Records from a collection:
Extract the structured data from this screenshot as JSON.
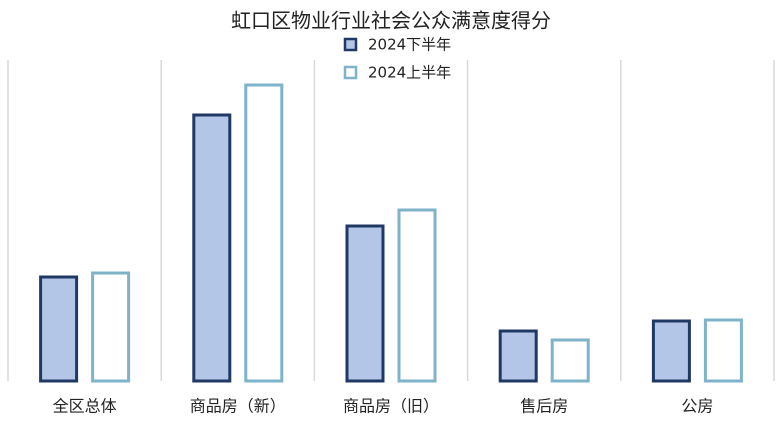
{
  "chart_data": {
    "type": "bar",
    "title": "虹口区物业行业社会公众满意度得分",
    "categories": [
      "全区总体",
      "商品房（新）",
      "商品房（旧）",
      "售后房",
      "公房"
    ],
    "series": [
      {
        "name": "2024下半年",
        "color": "#b4c6e7",
        "values": [
          104,
          266,
          155,
          50,
          60
        ]
      },
      {
        "name": "2024上半年",
        "color": "#ffffff",
        "values": [
          108,
          296,
          171,
          41,
          61
        ]
      }
    ],
    "ylim": [
      0,
      321
    ]
  }
}
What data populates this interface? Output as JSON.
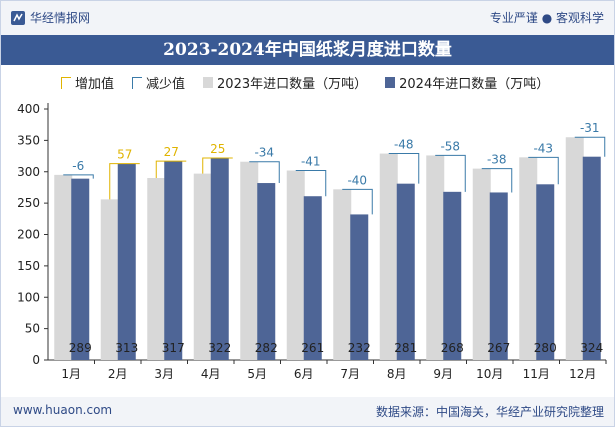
{
  "header": {
    "brand": "华经情报网",
    "tagline": "专业严谨 ● 客观科学"
  },
  "title": "2023-2024年中国纸浆月度进口数量",
  "legend": {
    "increase": "增加值",
    "decrease": "减少值",
    "y2023": "2023年进口数量（万吨）",
    "y2024": "2024年进口数量（万吨）"
  },
  "footer": {
    "url": "www.huaon.com",
    "source": "数据来源：中国海关，华经产业研究院整理"
  },
  "colors": {
    "bar2023": "#d8d8d8",
    "bar2024": "#4e6596",
    "increase": "#e0b400",
    "decrease": "#3a7aa8",
    "title_bg": "#3a5a94"
  },
  "chart_data": {
    "type": "bar",
    "categories": [
      "1月",
      "2月",
      "3月",
      "4月",
      "5月",
      "6月",
      "7月",
      "8月",
      "9月",
      "10月",
      "11月",
      "12月"
    ],
    "series": [
      {
        "name": "2023年进口数量（万吨）",
        "values": [
          295,
          256,
          290,
          297,
          316,
          302,
          272,
          329,
          326,
          305,
          323,
          355
        ]
      },
      {
        "name": "2024年进口数量（万吨）",
        "values": [
          289,
          313,
          317,
          322,
          282,
          261,
          232,
          281,
          268,
          267,
          280,
          324
        ]
      }
    ],
    "change": [
      -6,
      57,
      27,
      25,
      -34,
      -41,
      -40,
      -48,
      -58,
      -38,
      -43,
      -31
    ],
    "change_labels": [
      "-6",
      "57",
      "27",
      "25",
      "-34",
      "-41",
      "-40",
      "-48",
      "-58",
      "-38",
      "-43",
      "-31"
    ],
    "value_labels_2024": [
      "289",
      "313",
      "317",
      "322",
      "282",
      "261",
      "232",
      "281",
      "268",
      "267",
      "280",
      "324"
    ],
    "y_ticks": [
      "0",
      "50",
      "100",
      "150",
      "200",
      "250",
      "300",
      "350",
      "400"
    ],
    "ylim": [
      0,
      400
    ],
    "legend_position": "top"
  }
}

• [Task to carry out]: Please set down each line of the data above exactly as written, without the pictures.

• [Solution to the exercise]:
Extract the structured data from this screenshot as JSON.
{
  "chart_data": {
    "type": "bar",
    "title": "虹口区物业行业社会公众满意度得分",
    "categories": [
      "全区总体",
      "商品房（新）",
      "商品房（旧）",
      "售后房",
      "公房"
    ],
    "series": [
      {
        "name": "2024下半年",
        "color": "#b4c6e7",
        "values": [
          104,
          266,
          155,
          50,
          60
        ]
      },
      {
        "name": "2024上半年",
        "color": "#ffffff",
        "values": [
          108,
          296,
          171,
          41,
          61
        ]
      }
    ],
    "ylim": [
      0,
      321
    ]
  }
}
What data populates this interface? Output as JSON.
{
  "header": {
    "brand": "华经情报网",
    "tagline": "专业严谨 ● 客观科学"
  },
  "title": "2023-2024年中国纸浆月度进口数量",
  "legend": {
    "increase": "增加值",
    "decrease": "减少值",
    "y2023": "2023年进口数量（万吨）",
    "y2024": "2024年进口数量（万吨）"
  },
  "footer": {
    "url": "www.huaon.com",
    "source": "数据来源：中国海关，华经产业研究院整理"
  },
  "colors": {
    "bar2023": "#d8d8d8",
    "bar2024": "#4e6596",
    "increase": "#e0b400",
    "decrease": "#3a7aa8",
    "title_bg": "#3a5a94"
  },
  "chart_data": {
    "type": "bar",
    "categories": [
      "1月",
      "2月",
      "3月",
      "4月",
      "5月",
      "6月",
      "7月",
      "8月",
      "9月",
      "10月",
      "11月",
      "12月"
    ],
    "series": [
      {
        "name": "2023年进口数量（万吨）",
        "values": [
          295,
          256,
          290,
          297,
          316,
          302,
          272,
          329,
          326,
          305,
          323,
          355
        ]
      },
      {
        "name": "2024年进口数量（万吨）",
        "values": [
          289,
          313,
          317,
          322,
          282,
          261,
          232,
          281,
          268,
          267,
          280,
          324
        ]
      }
    ],
    "change": [
      -6,
      57,
      27,
      25,
      -34,
      -41,
      -40,
      -48,
      -58,
      -38,
      -43,
      -31
    ],
    "change_labels": [
      "-6",
      "57",
      "27",
      "25",
      "-34",
      "-41",
      "-40",
      "-48",
      "-58",
      "-38",
      "-43",
      "-31"
    ],
    "value_labels_2024": [
      "289",
      "313",
      "317",
      "322",
      "282",
      "261",
      "232",
      "281",
      "268",
      "267",
      "280",
      "324"
    ],
    "y_ticks": [
      "0",
      "50",
      "100",
      "150",
      "200",
      "250",
      "300",
      "350",
      "400"
    ],
    "ylim": [
      0,
      400
    ],
    "legend_position": "top"
  }
}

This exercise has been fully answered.